**** Given information

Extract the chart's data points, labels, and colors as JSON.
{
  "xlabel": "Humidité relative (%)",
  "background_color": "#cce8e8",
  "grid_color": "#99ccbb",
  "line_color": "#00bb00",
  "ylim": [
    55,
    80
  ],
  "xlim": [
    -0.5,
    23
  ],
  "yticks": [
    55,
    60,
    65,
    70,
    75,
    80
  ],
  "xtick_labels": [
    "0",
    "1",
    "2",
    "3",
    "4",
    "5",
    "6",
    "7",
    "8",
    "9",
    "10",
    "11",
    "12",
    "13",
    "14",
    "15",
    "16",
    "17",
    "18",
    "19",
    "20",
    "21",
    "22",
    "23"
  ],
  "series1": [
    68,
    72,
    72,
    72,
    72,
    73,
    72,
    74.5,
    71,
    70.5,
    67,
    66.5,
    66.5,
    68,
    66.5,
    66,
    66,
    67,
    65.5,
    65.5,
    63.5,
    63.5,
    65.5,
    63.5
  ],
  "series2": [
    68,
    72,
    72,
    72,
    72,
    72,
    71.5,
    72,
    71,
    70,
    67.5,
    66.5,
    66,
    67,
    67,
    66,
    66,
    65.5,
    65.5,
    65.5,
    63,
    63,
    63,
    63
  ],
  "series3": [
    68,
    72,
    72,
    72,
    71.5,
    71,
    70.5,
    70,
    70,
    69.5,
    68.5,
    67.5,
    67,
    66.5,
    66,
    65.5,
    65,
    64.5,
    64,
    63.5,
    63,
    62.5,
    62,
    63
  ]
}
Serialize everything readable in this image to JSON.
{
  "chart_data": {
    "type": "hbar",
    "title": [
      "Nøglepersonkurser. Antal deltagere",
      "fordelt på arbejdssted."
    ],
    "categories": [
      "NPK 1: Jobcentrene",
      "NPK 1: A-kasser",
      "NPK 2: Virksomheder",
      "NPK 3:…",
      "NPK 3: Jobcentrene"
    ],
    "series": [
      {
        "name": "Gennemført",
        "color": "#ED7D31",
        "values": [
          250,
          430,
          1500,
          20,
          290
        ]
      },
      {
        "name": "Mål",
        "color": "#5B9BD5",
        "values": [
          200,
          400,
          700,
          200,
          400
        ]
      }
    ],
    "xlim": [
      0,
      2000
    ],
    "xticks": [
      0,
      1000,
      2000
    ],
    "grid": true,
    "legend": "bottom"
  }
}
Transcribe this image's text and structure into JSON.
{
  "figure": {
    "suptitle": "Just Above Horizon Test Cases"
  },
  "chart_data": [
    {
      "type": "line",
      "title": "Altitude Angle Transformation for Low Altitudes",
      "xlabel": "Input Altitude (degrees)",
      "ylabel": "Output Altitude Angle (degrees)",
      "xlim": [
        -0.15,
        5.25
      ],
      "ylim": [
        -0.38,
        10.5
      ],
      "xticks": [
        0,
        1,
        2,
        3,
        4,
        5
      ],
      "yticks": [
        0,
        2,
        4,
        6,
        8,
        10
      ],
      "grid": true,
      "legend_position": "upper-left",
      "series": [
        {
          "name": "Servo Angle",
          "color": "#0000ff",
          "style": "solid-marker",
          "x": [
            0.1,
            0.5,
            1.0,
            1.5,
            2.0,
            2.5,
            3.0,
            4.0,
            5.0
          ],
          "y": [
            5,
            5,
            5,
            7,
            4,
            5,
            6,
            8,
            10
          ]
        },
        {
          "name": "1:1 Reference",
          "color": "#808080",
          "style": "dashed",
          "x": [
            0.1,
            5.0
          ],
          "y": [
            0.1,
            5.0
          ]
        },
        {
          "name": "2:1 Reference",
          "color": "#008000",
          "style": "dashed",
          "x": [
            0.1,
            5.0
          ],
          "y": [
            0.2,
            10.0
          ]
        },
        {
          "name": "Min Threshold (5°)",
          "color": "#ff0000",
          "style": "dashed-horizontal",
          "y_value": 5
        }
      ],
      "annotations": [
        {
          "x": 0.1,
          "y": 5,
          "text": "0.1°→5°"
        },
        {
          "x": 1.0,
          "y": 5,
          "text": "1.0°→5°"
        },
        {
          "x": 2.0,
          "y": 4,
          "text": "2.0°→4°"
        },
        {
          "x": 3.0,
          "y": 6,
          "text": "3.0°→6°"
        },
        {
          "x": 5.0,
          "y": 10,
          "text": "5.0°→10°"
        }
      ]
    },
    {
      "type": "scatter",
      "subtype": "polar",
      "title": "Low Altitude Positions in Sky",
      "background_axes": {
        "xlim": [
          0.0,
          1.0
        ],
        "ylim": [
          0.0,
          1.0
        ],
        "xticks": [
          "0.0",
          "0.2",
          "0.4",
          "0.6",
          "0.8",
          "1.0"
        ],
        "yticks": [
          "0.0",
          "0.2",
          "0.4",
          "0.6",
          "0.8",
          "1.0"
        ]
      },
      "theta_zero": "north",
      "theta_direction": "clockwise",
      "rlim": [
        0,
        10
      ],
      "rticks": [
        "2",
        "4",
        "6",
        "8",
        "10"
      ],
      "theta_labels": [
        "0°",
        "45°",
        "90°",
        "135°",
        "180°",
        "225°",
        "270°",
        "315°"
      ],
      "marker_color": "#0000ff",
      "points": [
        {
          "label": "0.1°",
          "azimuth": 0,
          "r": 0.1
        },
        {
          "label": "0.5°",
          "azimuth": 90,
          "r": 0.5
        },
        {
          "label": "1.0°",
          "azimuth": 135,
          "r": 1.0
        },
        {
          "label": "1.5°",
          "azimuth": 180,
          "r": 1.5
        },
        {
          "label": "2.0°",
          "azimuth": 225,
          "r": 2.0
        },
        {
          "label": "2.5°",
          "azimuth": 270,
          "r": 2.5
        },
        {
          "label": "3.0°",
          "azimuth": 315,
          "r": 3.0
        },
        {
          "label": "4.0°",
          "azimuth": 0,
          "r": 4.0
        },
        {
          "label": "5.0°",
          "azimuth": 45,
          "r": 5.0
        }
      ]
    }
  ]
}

********

**Written problem:**
Please repeat the listing above in full and exactly.

**Problem solution:**
Extract the chart's data points, labels, and colors as JSON.
{
  "xlabel": "Humidité relative (%)",
  "background_color": "#cce8e8",
  "grid_color": "#99ccbb",
  "line_color": "#00bb00",
  "ylim": [
    55,
    80
  ],
  "xlim": [
    -0.5,
    23
  ],
  "yticks": [
    55,
    60,
    65,
    70,
    75,
    80
  ],
  "xtick_labels": [
    "0",
    "1",
    "2",
    "3",
    "4",
    "5",
    "6",
    "7",
    "8",
    "9",
    "10",
    "11",
    "12",
    "13",
    "14",
    "15",
    "16",
    "17",
    "18",
    "19",
    "20",
    "21",
    "22",
    "23"
  ],
  "series1": [
    68,
    72,
    72,
    72,
    72,
    73,
    72,
    74.5,
    71,
    70.5,
    67,
    66.5,
    66.5,
    68,
    66.5,
    66,
    66,
    67,
    65.5,
    65.5,
    63.5,
    63.5,
    65.5,
    63.5
  ],
  "series2": [
    68,
    72,
    72,
    72,
    72,
    72,
    71.5,
    72,
    71,
    70,
    67.5,
    66.5,
    66,
    67,
    67,
    66,
    66,
    65.5,
    65.5,
    65.5,
    63,
    63,
    63,
    63
  ],
  "series3": [
    68,
    72,
    72,
    72,
    71.5,
    71,
    70.5,
    70,
    70,
    69.5,
    68.5,
    67.5,
    67,
    66.5,
    66,
    65.5,
    65,
    64.5,
    64,
    63.5,
    63,
    62.5,
    62,
    63
  ]
}
Serialize everything readable in this image to JSON.
{
  "chart_data": {
    "type": "hbar",
    "title": [
      "Nøglepersonkurser. Antal deltagere",
      "fordelt på arbejdssted."
    ],
    "categories": [
      "NPK 1: Jobcentrene",
      "NPK 1: A-kasser",
      "NPK 2: Virksomheder",
      "NPK 3:…",
      "NPK 3: Jobcentrene"
    ],
    "series": [
      {
        "name": "Gennemført",
        "color": "#ED7D31",
        "values": [
          250,
          430,
          1500,
          20,
          290
        ]
      },
      {
        "name": "Mål",
        "color": "#5B9BD5",
        "values": [
          200,
          400,
          700,
          200,
          400
        ]
      }
    ],
    "xlim": [
      0,
      2000
    ],
    "xticks": [
      0,
      1000,
      2000
    ],
    "grid": true,
    "legend": "bottom"
  }
}
Transcribe this image's text and structure into JSON.
{
  "figure": {
    "suptitle": "Just Above Horizon Test Cases"
  },
  "chart_data": [
    {
      "type": "line",
      "title": "Altitude Angle Transformation for Low Altitudes",
      "xlabel": "Input Altitude (degrees)",
      "ylabel": "Output Altitude Angle (degrees)",
      "xlim": [
        -0.15,
        5.25
      ],
      "ylim": [
        -0.38,
        10.5
      ],
      "xticks": [
        0,
        1,
        2,
        3,
        4,
        5
      ],
      "yticks": [
        0,
        2,
        4,
        6,
        8,
        10
      ],
      "grid": true,
      "legend_position": "upper-left",
      "series": [
        {
          "name": "Servo Angle",
          "color": "#0000ff",
          "style": "solid-marker",
          "x": [
            0.1,
            0.5,
            1.0,
            1.5,
            2.0,
            2.5,
            3.0,
            4.0,
            5.0
          ],
          "y": [
            5,
            5,
            5,
            7,
            4,
            5,
            6,
            8,
            10
          ]
        },
        {
          "name": "1:1 Reference",
          "color": "#808080",
          "style": "dashed",
          "x": [
            0.1,
            5.0
          ],
          "y": [
            0.1,
            5.0
          ]
        },
        {
          "name": "2:1 Reference",
          "color": "#008000",
          "style": "dashed",
          "x": [
            0.1,
            5.0
          ],
          "y": [
            0.2,
            10.0
          ]
        },
        {
          "name": "Min Threshold (5°)",
          "color": "#ff0000",
          "style": "dashed-horizontal",
          "y_value": 5
        }
      ],
      "annotations": [
        {
          "x": 0.1,
          "y": 5,
          "text": "0.1°→5°"
        },
        {
          "x": 1.0,
          "y": 5,
          "text": "1.0°→5°"
        },
        {
          "x": 2.0,
          "y": 4,
          "text": "2.0°→4°"
        },
        {
          "x": 3.0,
          "y": 6,
          "text": "3.0°→6°"
        },
        {
          "x": 5.0,
          "y": 10,
          "text": "5.0°→10°"
        }
      ]
    },
    {
      "type": "scatter",
      "subtype": "polar",
      "title": "Low Altitude Positions in Sky",
      "background_axes": {
        "xlim": [
          0.0,
          1.0
        ],
        "ylim": [
          0.0,
          1.0
        ],
        "xticks": [
          "0.0",
          "0.2",
          "0.4",
          "0.6",
          "0.8",
          "1.0"
        ],
        "yticks": [
          "0.0",
          "0.2",
          "0.4",
          "0.6",
          "0.8",
          "1.0"
        ]
      },
      "theta_zero": "north",
      "theta_direction": "clockwise",
      "rlim": [
        0,
        10
      ],
      "rticks": [
        "2",
        "4",
        "6",
        "8",
        "10"
      ],
      "theta_labels": [
        "0°",
        "45°",
        "90°",
        "135°",
        "180°",
        "225°",
        "270°",
        "315°"
      ],
      "marker_color": "#0000ff",
      "points": [
        {
          "label": "0.1°",
          "azimuth": 0,
          "r": 0.1
        },
        {
          "label": "0.5°",
          "azimuth": 90,
          "r": 0.5
        },
        {
          "label": "1.0°",
          "azimuth": 135,
          "r": 1.0
        },
        {
          "label": "1.5°",
          "azimuth": 180,
          "r": 1.5
        },
        {
          "label": "2.0°",
          "azimuth": 225,
          "r": 2.0
        },
        {
          "label": "2.5°",
          "azimuth": 270,
          "r": 2.5
        },
        {
          "label": "3.0°",
          "azimuth": 315,
          "r": 3.0
        },
        {
          "label": "4.0°",
          "azimuth": 0,
          "r": 4.0
        },
        {
          "label": "5.0°",
          "azimuth": 45,
          "r": 5.0
        }
      ]
    }
  ]
}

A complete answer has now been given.